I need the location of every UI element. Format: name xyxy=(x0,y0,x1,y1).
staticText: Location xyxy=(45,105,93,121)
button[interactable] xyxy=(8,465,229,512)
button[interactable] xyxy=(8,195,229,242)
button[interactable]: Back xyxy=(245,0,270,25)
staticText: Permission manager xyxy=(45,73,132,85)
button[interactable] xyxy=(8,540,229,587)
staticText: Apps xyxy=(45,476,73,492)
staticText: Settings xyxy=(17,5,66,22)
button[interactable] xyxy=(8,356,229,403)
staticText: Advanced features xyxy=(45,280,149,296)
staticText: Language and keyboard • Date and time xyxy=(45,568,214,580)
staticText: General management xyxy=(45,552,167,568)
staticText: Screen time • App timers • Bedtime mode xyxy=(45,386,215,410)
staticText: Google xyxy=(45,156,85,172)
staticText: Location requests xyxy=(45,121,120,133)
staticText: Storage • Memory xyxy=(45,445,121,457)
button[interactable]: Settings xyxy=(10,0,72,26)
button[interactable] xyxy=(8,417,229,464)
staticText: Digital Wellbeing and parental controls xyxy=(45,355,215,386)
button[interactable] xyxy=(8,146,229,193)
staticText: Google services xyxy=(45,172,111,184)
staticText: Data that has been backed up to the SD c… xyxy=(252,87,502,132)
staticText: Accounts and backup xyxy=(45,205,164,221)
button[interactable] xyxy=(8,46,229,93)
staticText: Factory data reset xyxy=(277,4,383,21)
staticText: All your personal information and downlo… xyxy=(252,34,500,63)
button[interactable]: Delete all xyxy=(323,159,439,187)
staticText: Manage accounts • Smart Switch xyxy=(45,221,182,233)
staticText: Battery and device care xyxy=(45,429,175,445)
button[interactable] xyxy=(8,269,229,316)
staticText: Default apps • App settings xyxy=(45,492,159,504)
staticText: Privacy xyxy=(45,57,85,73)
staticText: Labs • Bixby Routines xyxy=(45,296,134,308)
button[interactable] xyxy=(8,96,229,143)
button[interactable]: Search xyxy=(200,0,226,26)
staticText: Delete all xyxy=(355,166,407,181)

○ ○ ○ ○ ○

### To be done
Reproduce all of the rows above, character for character, without changing, adding or dropping anything.

### Answer to the problem
I need the location of every UI element. Format: name xyxy=(x0,y0,x1,y1).
staticText: Location xyxy=(45,105,93,121)
button[interactable] xyxy=(8,465,229,512)
button[interactable] xyxy=(8,195,229,242)
button[interactable]: Back xyxy=(245,0,270,25)
staticText: Permission manager xyxy=(45,73,132,85)
button[interactable] xyxy=(8,540,229,587)
staticText: Apps xyxy=(45,476,73,492)
staticText: Settings xyxy=(17,5,66,22)
button[interactable] xyxy=(8,356,229,403)
staticText: Advanced features xyxy=(45,280,149,296)
staticText: Language and keyboard • Date and time xyxy=(45,568,214,580)
staticText: General management xyxy=(45,552,167,568)
staticText: Screen time • App timers • Bedtime mode xyxy=(45,386,215,410)
staticText: Google xyxy=(45,156,85,172)
staticText: Location requests xyxy=(45,121,120,133)
staticText: Storage • Memory xyxy=(45,445,121,457)
button[interactable]: Settings xyxy=(10,0,72,26)
button[interactable] xyxy=(8,417,229,464)
staticText: Digital Wellbeing and parental controls xyxy=(45,355,215,386)
button[interactable] xyxy=(8,146,229,193)
staticText: Google services xyxy=(45,172,111,184)
staticText: Data that has been backed up to the SD c… xyxy=(252,87,502,132)
staticText: Accounts and backup xyxy=(45,205,164,221)
button[interactable] xyxy=(8,46,229,93)
staticText: Factory data reset xyxy=(277,4,383,21)
staticText: All your personal information and downlo… xyxy=(252,34,500,63)
button[interactable]: Delete all xyxy=(323,159,439,187)
staticText: Manage accounts • Smart Switch xyxy=(45,221,182,233)
staticText: Battery and device care xyxy=(45,429,175,445)
button[interactable] xyxy=(8,269,229,316)
staticText: Default apps • App settings xyxy=(45,492,159,504)
staticText: Privacy xyxy=(45,57,85,73)
staticText: Labs • Bixby Routines xyxy=(45,296,134,308)
button[interactable] xyxy=(8,96,229,143)
button[interactable]: Search xyxy=(200,0,226,26)
staticText: Delete all xyxy=(355,166,407,181)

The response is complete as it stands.